#### Available data
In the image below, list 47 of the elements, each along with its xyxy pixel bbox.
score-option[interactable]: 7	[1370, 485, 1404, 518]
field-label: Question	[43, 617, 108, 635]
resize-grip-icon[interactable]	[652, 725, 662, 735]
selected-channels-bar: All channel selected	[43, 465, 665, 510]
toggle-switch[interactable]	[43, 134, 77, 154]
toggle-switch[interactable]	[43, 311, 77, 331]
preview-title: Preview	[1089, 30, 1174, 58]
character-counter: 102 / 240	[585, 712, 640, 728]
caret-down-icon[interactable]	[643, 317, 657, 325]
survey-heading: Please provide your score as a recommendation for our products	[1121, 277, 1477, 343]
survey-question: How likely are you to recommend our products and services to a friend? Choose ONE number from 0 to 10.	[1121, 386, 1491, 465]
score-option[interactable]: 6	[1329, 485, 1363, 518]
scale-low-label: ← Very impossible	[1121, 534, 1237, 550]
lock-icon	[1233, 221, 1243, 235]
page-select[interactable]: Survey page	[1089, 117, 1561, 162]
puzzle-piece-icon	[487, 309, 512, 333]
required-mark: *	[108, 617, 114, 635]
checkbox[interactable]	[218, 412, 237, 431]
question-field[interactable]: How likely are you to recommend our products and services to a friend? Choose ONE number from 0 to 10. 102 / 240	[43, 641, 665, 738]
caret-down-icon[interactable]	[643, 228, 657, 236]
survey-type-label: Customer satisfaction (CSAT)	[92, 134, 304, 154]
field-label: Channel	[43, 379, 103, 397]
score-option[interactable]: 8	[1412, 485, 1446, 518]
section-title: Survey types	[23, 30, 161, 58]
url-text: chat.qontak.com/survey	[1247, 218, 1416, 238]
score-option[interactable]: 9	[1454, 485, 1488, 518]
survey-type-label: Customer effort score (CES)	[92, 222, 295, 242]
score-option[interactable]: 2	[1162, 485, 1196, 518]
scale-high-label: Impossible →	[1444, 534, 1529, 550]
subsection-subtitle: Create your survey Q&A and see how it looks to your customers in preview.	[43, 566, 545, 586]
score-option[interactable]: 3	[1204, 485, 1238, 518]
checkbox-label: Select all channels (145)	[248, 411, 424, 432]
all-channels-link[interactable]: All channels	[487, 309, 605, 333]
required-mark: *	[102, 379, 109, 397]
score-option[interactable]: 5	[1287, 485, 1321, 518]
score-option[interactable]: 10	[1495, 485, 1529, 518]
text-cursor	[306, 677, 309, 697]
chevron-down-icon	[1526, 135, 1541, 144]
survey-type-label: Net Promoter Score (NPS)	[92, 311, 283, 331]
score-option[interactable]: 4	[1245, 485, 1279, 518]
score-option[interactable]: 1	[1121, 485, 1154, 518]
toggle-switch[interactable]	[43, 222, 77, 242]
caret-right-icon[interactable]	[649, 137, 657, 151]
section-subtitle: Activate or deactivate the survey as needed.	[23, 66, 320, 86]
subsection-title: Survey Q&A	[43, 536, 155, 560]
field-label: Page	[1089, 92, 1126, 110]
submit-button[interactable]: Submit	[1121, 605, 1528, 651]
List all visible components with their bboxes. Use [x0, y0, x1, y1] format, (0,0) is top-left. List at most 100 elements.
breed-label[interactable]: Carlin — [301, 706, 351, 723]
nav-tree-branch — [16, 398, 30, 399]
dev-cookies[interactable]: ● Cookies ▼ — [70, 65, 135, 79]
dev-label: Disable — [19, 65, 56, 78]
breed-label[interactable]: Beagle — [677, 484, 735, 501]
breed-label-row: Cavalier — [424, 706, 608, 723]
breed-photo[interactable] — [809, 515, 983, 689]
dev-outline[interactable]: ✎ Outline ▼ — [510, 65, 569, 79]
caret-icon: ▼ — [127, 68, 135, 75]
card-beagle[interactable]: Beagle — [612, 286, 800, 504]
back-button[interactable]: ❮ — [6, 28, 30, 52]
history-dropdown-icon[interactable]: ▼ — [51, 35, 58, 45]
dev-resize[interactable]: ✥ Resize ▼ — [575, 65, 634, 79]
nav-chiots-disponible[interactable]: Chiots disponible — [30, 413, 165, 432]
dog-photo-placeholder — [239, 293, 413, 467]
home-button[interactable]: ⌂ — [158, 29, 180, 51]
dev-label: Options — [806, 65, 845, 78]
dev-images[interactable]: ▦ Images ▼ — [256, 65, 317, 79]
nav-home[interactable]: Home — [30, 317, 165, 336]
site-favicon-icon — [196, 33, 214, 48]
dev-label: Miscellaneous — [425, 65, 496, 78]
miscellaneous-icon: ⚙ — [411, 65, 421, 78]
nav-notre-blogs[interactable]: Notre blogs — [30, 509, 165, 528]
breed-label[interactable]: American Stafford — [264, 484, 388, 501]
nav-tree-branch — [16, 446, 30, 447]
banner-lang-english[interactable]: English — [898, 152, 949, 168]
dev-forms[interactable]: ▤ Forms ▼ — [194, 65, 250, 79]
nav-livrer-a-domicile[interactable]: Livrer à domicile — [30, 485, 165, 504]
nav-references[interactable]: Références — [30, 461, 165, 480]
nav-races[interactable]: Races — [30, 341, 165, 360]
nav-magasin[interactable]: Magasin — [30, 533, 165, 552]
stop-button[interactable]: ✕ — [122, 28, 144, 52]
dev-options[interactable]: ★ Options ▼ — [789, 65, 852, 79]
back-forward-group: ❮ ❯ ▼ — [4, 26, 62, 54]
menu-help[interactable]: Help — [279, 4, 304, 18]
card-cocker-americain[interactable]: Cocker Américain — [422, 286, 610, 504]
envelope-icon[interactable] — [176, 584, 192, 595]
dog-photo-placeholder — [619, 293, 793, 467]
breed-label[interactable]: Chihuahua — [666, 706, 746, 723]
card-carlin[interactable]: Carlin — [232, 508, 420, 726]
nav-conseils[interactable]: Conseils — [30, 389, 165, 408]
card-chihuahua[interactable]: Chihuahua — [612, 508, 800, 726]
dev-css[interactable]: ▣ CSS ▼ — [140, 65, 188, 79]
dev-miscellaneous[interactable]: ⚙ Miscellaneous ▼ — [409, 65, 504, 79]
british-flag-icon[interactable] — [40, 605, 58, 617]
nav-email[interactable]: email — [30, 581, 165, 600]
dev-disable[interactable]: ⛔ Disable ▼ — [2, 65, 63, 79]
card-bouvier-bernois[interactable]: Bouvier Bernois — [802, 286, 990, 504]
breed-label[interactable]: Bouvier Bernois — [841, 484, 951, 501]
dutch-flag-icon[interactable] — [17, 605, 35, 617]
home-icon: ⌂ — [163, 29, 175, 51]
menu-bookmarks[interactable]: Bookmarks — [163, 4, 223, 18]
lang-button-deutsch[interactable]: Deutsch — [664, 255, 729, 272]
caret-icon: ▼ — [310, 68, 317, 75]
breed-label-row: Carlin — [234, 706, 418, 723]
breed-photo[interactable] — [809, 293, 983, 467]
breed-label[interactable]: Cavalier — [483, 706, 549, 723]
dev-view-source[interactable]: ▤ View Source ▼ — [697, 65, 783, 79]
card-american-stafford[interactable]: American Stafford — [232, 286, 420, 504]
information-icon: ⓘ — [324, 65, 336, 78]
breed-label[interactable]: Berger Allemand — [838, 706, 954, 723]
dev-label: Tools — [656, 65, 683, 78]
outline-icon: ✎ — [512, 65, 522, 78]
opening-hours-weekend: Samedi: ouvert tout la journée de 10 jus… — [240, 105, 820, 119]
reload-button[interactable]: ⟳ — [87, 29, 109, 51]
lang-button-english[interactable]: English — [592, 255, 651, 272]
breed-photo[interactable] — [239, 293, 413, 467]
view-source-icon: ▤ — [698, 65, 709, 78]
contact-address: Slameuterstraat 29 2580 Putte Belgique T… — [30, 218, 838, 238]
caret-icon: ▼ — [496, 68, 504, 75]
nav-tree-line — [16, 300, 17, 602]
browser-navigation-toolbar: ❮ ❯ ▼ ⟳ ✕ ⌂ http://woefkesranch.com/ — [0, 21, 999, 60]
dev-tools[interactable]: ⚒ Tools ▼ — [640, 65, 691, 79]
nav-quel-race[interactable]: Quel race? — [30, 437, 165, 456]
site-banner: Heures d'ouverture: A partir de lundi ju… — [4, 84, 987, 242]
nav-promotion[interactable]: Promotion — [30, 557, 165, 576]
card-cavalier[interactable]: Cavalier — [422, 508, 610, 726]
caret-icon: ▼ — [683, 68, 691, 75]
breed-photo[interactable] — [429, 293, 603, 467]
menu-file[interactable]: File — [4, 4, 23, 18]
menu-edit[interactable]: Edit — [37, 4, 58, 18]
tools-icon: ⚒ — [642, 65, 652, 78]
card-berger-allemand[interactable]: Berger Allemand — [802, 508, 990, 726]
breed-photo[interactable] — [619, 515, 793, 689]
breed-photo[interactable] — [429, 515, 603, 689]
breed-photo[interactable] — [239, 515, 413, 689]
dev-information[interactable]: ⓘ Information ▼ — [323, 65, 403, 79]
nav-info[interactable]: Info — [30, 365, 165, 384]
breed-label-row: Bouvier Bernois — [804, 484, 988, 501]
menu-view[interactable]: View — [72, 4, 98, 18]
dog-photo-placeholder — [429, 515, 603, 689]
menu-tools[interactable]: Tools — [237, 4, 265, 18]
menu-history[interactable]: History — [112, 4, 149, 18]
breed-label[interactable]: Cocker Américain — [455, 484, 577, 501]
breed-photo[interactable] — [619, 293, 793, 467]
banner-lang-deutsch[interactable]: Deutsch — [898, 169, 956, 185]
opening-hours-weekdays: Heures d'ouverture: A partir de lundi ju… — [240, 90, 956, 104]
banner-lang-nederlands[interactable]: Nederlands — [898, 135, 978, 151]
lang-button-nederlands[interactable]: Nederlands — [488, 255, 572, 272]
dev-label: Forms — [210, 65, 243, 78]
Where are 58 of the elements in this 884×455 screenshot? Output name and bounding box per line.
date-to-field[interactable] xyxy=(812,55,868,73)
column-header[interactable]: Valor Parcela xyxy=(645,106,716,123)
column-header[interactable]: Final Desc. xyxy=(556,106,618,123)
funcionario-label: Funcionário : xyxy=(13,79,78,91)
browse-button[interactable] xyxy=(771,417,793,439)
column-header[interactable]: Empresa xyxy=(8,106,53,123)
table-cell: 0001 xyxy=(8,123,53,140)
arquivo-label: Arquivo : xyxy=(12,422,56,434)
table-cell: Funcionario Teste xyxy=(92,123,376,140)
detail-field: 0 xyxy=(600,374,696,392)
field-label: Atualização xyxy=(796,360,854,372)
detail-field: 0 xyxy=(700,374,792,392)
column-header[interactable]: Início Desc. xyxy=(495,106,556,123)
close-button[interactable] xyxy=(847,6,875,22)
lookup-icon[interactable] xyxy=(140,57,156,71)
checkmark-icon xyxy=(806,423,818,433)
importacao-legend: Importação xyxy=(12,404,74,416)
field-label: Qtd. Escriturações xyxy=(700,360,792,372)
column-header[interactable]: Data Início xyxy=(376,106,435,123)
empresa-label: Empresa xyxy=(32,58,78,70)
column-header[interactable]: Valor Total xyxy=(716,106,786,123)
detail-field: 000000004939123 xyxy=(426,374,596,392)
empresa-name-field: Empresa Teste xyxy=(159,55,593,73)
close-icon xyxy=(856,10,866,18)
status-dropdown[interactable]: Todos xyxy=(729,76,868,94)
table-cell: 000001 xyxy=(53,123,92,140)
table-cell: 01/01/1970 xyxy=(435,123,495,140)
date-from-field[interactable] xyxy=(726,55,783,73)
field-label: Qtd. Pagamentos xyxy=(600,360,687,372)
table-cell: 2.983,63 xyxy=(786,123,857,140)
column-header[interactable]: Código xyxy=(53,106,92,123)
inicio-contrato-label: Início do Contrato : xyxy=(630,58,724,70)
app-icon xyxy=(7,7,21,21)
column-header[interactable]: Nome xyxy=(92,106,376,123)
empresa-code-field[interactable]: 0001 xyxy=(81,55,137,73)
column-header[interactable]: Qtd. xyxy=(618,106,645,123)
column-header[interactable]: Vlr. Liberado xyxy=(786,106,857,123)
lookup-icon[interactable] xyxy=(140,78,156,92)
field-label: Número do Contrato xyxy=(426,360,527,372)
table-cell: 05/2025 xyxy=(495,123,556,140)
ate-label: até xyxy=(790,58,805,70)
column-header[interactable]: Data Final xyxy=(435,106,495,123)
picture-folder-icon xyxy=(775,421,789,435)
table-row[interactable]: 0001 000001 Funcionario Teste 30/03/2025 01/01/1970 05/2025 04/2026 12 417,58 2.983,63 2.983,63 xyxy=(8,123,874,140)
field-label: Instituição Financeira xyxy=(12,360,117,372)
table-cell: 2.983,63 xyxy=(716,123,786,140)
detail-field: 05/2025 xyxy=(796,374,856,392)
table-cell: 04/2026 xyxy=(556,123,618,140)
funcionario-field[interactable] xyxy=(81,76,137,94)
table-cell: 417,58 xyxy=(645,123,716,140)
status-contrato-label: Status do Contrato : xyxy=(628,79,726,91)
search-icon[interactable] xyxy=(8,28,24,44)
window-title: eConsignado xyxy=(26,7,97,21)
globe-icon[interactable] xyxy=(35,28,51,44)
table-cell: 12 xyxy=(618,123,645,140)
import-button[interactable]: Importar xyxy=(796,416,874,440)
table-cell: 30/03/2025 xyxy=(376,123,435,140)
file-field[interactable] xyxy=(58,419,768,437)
########
Which lines in the items above contain the string "site"? Collect every one of them and copy each line in full.

site-favicon-icon — [196, 33, 214, 48]
site-banner: Heures d'ouverture: A partir de lundi ju… — [4, 84, 987, 242]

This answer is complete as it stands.